── Supplied records
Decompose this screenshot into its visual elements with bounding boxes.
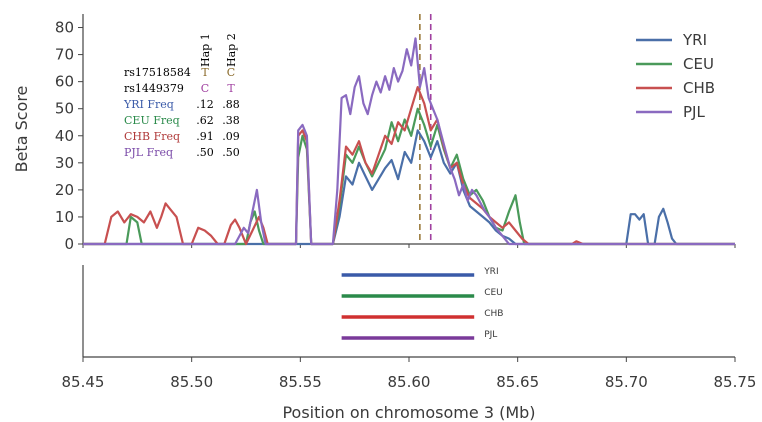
series-line-yri xyxy=(83,129,735,246)
hap-row-hap1: .62 xyxy=(196,114,214,127)
hap-row-hap1: C xyxy=(201,82,209,95)
y-tick-label: 30 xyxy=(55,154,74,172)
hap-row-hap1: .91 xyxy=(196,130,214,143)
haplotype-bar-label-chb: CHB xyxy=(484,309,503,319)
x-tick-label: 85.50 xyxy=(170,373,213,391)
hap-row-hap2: .38 xyxy=(222,114,240,127)
x-tick-label: 85.45 xyxy=(62,373,105,391)
hap-row-label: PJL Freq xyxy=(124,146,173,159)
haplotype-bar-label-pjl: PJL xyxy=(484,330,497,340)
hap-row-label: rs1449379 xyxy=(124,82,184,95)
y-tick-label: 80 xyxy=(55,19,74,37)
haplotype-bar-label-yri: YRI xyxy=(483,267,498,277)
series-line-pjl xyxy=(83,37,735,246)
x-tick-label: 85.70 xyxy=(605,373,648,391)
hap-row-label: rs17518584 xyxy=(124,66,191,79)
hap-row-hap2: T xyxy=(227,82,235,95)
x-tick-label: 85.55 xyxy=(279,373,322,391)
hap-row-hap2: .09 xyxy=(222,130,240,143)
legend-label-chb: CHB xyxy=(683,79,715,97)
hap-row-label: CHB Freq xyxy=(124,130,180,143)
series-line-chb xyxy=(83,86,735,246)
legend: YRI CEU CHB PJL xyxy=(636,31,715,121)
hap-row-hap2: .88 xyxy=(222,98,240,111)
x-tick-label: 85.60 xyxy=(388,373,431,391)
y-tick-label: 50 xyxy=(55,100,74,118)
x-tick-label: 85.75 xyxy=(714,373,757,391)
top-y-ticks: 0 10 20 30 40 50 60 70 80 xyxy=(55,19,736,253)
legend-label-yri: YRI xyxy=(682,31,707,49)
legend-label-pjl: PJL xyxy=(683,103,705,121)
haplotype-bars: YRI CEU CHB PJL xyxy=(341,267,503,340)
hap-row-label: CEU Freq xyxy=(124,114,180,127)
hap-row-label: YRI Freq xyxy=(123,98,174,111)
bottom-x-ticks: 85.45 85.50 85.55 85.60 85.65 85.70 85.75 xyxy=(62,357,757,391)
hap-header-1: Hap 1 xyxy=(199,33,212,67)
y-tick-label: 60 xyxy=(55,73,74,91)
x-tick-label: 85.65 xyxy=(496,373,539,391)
hap-row-hap1: T xyxy=(201,66,209,79)
haplotype-bar-label-ceu: CEU xyxy=(484,288,503,298)
y-tick-label: 40 xyxy=(55,127,74,145)
hap-row-hap1: .12 xyxy=(196,98,214,111)
y-tick-label: 10 xyxy=(55,208,74,226)
y-axis-title: Beta Score xyxy=(12,86,31,173)
y-tick-label: 0 xyxy=(64,235,74,253)
score-lines xyxy=(83,37,735,246)
y-tick-label: 70 xyxy=(55,46,74,64)
x-axis-title: Position on chromosome 3 (Mb) xyxy=(282,403,535,422)
y-tick-label: 20 xyxy=(55,181,74,199)
hap-row-hap1: .50 xyxy=(196,146,214,159)
hap-row-hap2: C xyxy=(227,66,235,79)
top-panel: Beta Score 0 10 20 30 40 50 60 70 80 YRI CEU CHB PJ… xyxy=(12,14,736,253)
hap-header-2: Hap 2 xyxy=(225,33,238,67)
hap-row-hap2: .50 xyxy=(222,146,240,159)
series-line-ceu xyxy=(83,107,735,246)
legend-label-ceu: CEU xyxy=(683,55,714,73)
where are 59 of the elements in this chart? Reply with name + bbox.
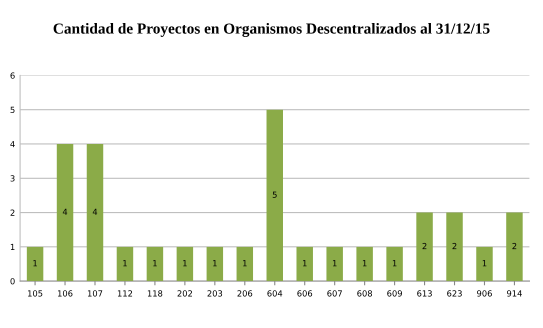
y-tick-label: 3 bbox=[10, 175, 15, 182]
y-tick-label: 1 bbox=[10, 244, 14, 250]
data-label: 1 bbox=[153, 260, 157, 266]
bar bbox=[386, 246, 403, 282]
x-tick-label: 105 bbox=[28, 290, 42, 297]
bar bbox=[116, 246, 134, 282]
x-tick-label: 906 bbox=[477, 290, 492, 297]
bar bbox=[296, 246, 313, 282]
y-tick-label: 0 bbox=[10, 278, 15, 284]
data-label: 5 bbox=[272, 192, 277, 198]
data-label: 1 bbox=[392, 260, 396, 266]
x-tick-label: 118 bbox=[148, 290, 162, 297]
x-tick-label: 613 bbox=[417, 290, 432, 297]
bar bbox=[446, 212, 463, 282]
bar bbox=[176, 246, 194, 282]
x-tick-label: 107 bbox=[88, 290, 102, 297]
y-tick-label: 2 bbox=[10, 210, 14, 216]
x-tick-label: 606 bbox=[297, 290, 312, 297]
x-tick-label: 914 bbox=[507, 290, 522, 297]
bar bbox=[146, 246, 164, 282]
x-tick-label: 623 bbox=[447, 290, 462, 297]
bar bbox=[56, 144, 74, 282]
data-label: 1 bbox=[362, 260, 367, 266]
bar bbox=[86, 144, 104, 282]
data-label: 2 bbox=[512, 242, 516, 250]
data-label: 1 bbox=[482, 260, 486, 266]
y-tick-label: 4 bbox=[10, 141, 15, 148]
data-label: 1 bbox=[123, 260, 127, 266]
x-tick-label: 202 bbox=[178, 290, 192, 297]
data-label: 1 bbox=[332, 260, 337, 266]
x-tick-label: 112 bbox=[118, 290, 132, 296]
bar bbox=[26, 246, 44, 282]
data-label: 1 bbox=[33, 260, 37, 266]
data-label: 1 bbox=[302, 260, 307, 266]
bar bbox=[506, 212, 523, 282]
data-label: 1 bbox=[183, 260, 187, 266]
bar bbox=[266, 110, 283, 282]
y-tick-label: 6 bbox=[10, 72, 15, 79]
bar bbox=[206, 246, 224, 282]
x-tick-label: 607 bbox=[327, 290, 342, 297]
bar bbox=[326, 246, 343, 282]
x-tick-label: 206 bbox=[237, 290, 252, 297]
bar bbox=[476, 246, 493, 282]
data-label: 2 bbox=[452, 242, 456, 250]
x-tick-label: 604 bbox=[267, 290, 282, 297]
x-tick-label: 106 bbox=[58, 290, 72, 297]
bar bbox=[356, 246, 373, 282]
x-tick-label: 203 bbox=[207, 290, 222, 297]
chart-title: Cantidad de Proyectos en Organismos Descentralizados al 31/12/15 bbox=[54, 22, 490, 37]
data-label: 1 bbox=[243, 260, 247, 266]
data-label: 1 bbox=[213, 260, 217, 266]
y-tick-label: 5 bbox=[10, 106, 14, 113]
bar bbox=[416, 212, 433, 282]
data-label: 4 bbox=[92, 208, 98, 215]
x-tick-label: 609 bbox=[387, 290, 402, 297]
data-label: 4 bbox=[62, 208, 68, 215]
data-label: 2 bbox=[422, 242, 426, 250]
x-tick-label: 608 bbox=[357, 290, 372, 297]
bar bbox=[236, 246, 254, 282]
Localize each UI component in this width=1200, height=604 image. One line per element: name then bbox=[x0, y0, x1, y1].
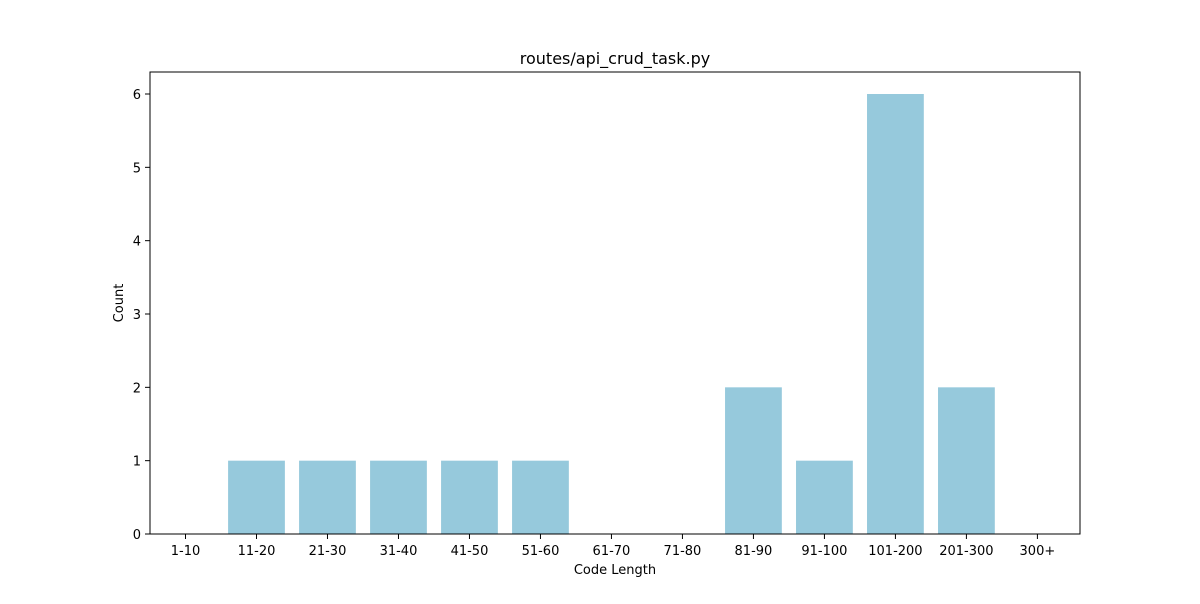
bar-11-20 bbox=[228, 460, 285, 534]
x-tick-label: 21-30 bbox=[309, 544, 347, 559]
x-tick-label: 11-20 bbox=[238, 544, 276, 559]
x-tick-label: 81-90 bbox=[735, 544, 773, 559]
y-axis-label: Count bbox=[112, 284, 127, 323]
plot-frame bbox=[149, 71, 1081, 535]
x-tick-label: 51-60 bbox=[522, 544, 560, 559]
x-axis-label: Code Length bbox=[574, 563, 656, 578]
x-axis: 1-10 11-20 21-30 31-40 41-50 51-60 61-70 71-80 8… bbox=[171, 534, 1056, 559]
x-tick-label: 91-100 bbox=[801, 544, 847, 559]
bar-81-90 bbox=[725, 387, 782, 534]
x-tick-label: 1-10 bbox=[171, 544, 201, 559]
chart-title: routes/api_crud_task.py bbox=[520, 49, 710, 69]
bar-31-40 bbox=[370, 460, 427, 534]
y-tick-label: 4 bbox=[133, 235, 141, 250]
x-tick-label: 101-200 bbox=[868, 544, 922, 559]
y-axis: 0 1 2 3 4 5 6 bbox=[133, 88, 150, 543]
bar-101-200 bbox=[867, 94, 924, 534]
x-tick-label: 300+ bbox=[1020, 544, 1056, 559]
y-tick-label: 3 bbox=[133, 308, 141, 323]
bar-91-100 bbox=[796, 460, 853, 534]
bar-51-60 bbox=[512, 460, 569, 534]
bar-21-30 bbox=[299, 460, 356, 534]
bar-201-300 bbox=[938, 387, 995, 534]
x-tick-label: 41-50 bbox=[451, 544, 489, 559]
x-tick-label: 61-70 bbox=[593, 544, 631, 559]
x-tick-label: 31-40 bbox=[380, 544, 418, 559]
bar-41-50 bbox=[441, 460, 498, 534]
y-tick-label: 1 bbox=[133, 455, 141, 470]
x-tick-label: 71-80 bbox=[664, 544, 702, 559]
x-tick-label: 201-300 bbox=[939, 544, 993, 559]
y-tick-label: 0 bbox=[133, 528, 141, 543]
bars-layer bbox=[228, 94, 995, 534]
y-tick-label: 5 bbox=[133, 161, 141, 176]
y-tick-label: 6 bbox=[133, 88, 141, 103]
y-tick-label: 2 bbox=[133, 381, 141, 396]
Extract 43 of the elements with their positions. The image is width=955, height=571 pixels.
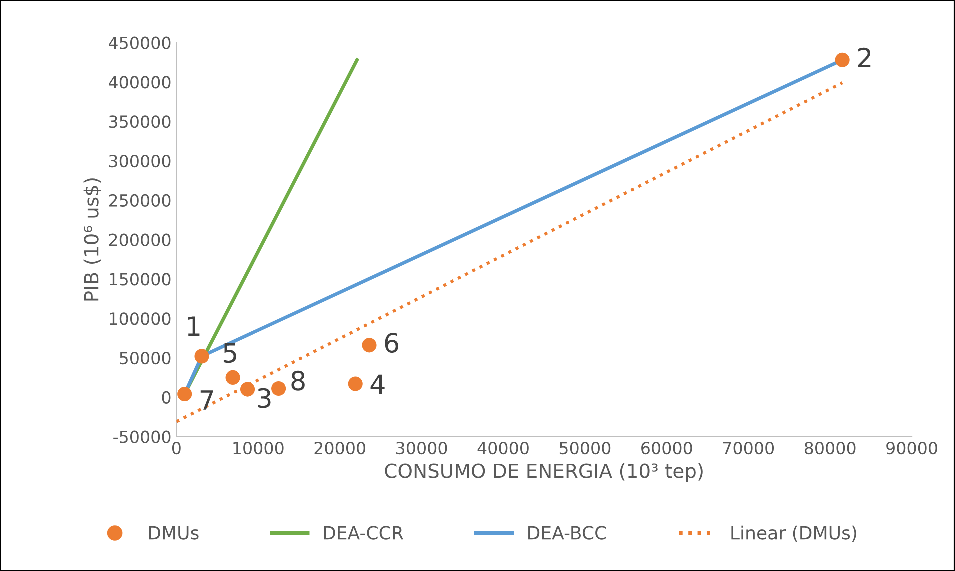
legend-label: Linear (DMUs) bbox=[732, 526, 856, 542]
annotation: 1 bbox=[188, 316, 200, 336]
x-tick-label: 80000 bbox=[804, 442, 856, 455]
point bbox=[178, 386, 192, 402]
annotation: 5 bbox=[224, 344, 236, 364]
x-tick-label: 90000 bbox=[886, 442, 938, 455]
legend-label: DEA-BCC bbox=[528, 526, 606, 540]
y-tick-label: 400000 bbox=[109, 76, 171, 89]
x-tick-label: 50000 bbox=[560, 442, 611, 455]
y-tick-label: 0 bbox=[162, 391, 171, 404]
y-tick-label: -50000 bbox=[114, 430, 171, 444]
annotation: 8 bbox=[292, 370, 305, 391]
y-tick-label: 350000 bbox=[109, 116, 171, 128]
x-tick-label: 40000 bbox=[478, 442, 529, 455]
legend-label: DEA-CCR bbox=[324, 526, 404, 540]
point bbox=[194, 349, 210, 364]
point bbox=[226, 370, 240, 385]
annotation: 6 bbox=[385, 333, 399, 354]
x-axis-title: CONSUMO DE ENERGIA (10³ tep) bbox=[385, 463, 703, 482]
x-tick-label: 70000 bbox=[723, 442, 774, 455]
annotation: 7 bbox=[200, 390, 214, 410]
annotation: 2 bbox=[858, 48, 871, 68]
point bbox=[272, 381, 286, 396]
x-tick-label: 0 bbox=[172, 442, 181, 455]
y-tick-label: 450000 bbox=[109, 36, 171, 50]
x-tick-label: 60000 bbox=[642, 442, 692, 455]
y-tick-label: 150000 bbox=[110, 273, 171, 286]
point bbox=[835, 52, 850, 68]
x-tick-label: 20000 bbox=[314, 442, 366, 455]
y-tick-label: 200000 bbox=[109, 234, 171, 246]
point bbox=[240, 382, 256, 397]
y-tick-label: 100000 bbox=[110, 312, 171, 326]
annotation: 3 bbox=[258, 388, 271, 408]
x-tick-label: 10000 bbox=[234, 442, 284, 455]
y-axis-title: PIB (10⁶ us$) bbox=[84, 178, 102, 301]
x-tick-label: 30000 bbox=[396, 442, 448, 455]
y-tick-label: 250000 bbox=[109, 194, 171, 207]
y-tick-label: 300000 bbox=[109, 154, 171, 168]
y-tick-label: 50000 bbox=[120, 352, 171, 365]
point bbox=[348, 376, 363, 392]
point bbox=[362, 338, 377, 353]
annotation: 4 bbox=[370, 374, 385, 394]
legend-label: DMUs bbox=[149, 526, 199, 540]
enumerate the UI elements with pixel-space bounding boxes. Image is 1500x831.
────
Give again, unchanged, the lines from the one holding "y-tick-label: 3 bbox=[10, 175, 15, 182]" through the one holding "bar bbox=[56, 144, 74, 282]", both included.

y-tick-label: 3 bbox=[10, 175, 15, 182]
y-tick-label: 1 bbox=[10, 244, 14, 250]
data-label: 1 bbox=[153, 260, 157, 266]
bar bbox=[386, 246, 403, 282]
x-tick-label: 105 bbox=[28, 290, 42, 297]
bar bbox=[116, 246, 134, 282]
x-tick-label: 906 bbox=[477, 290, 492, 297]
bar bbox=[296, 246, 313, 282]
y-tick-label: 0 bbox=[10, 278, 15, 284]
data-label: 5 bbox=[272, 192, 277, 198]
data-label: 1 bbox=[392, 260, 396, 266]
x-tick-label: 118 bbox=[148, 290, 162, 297]
x-tick-label: 613 bbox=[417, 290, 432, 297]
bar bbox=[446, 212, 463, 282]
bar bbox=[176, 246, 194, 282]
x-tick-label: 107 bbox=[88, 290, 102, 297]
y-tick-label: 2 bbox=[10, 210, 14, 216]
x-tick-label: 606 bbox=[297, 290, 312, 297]
x-tick-label: 914 bbox=[507, 290, 522, 297]
bar bbox=[146, 246, 164, 282]
x-tick-label: 623 bbox=[447, 290, 462, 297]
bar bbox=[56, 144, 74, 282]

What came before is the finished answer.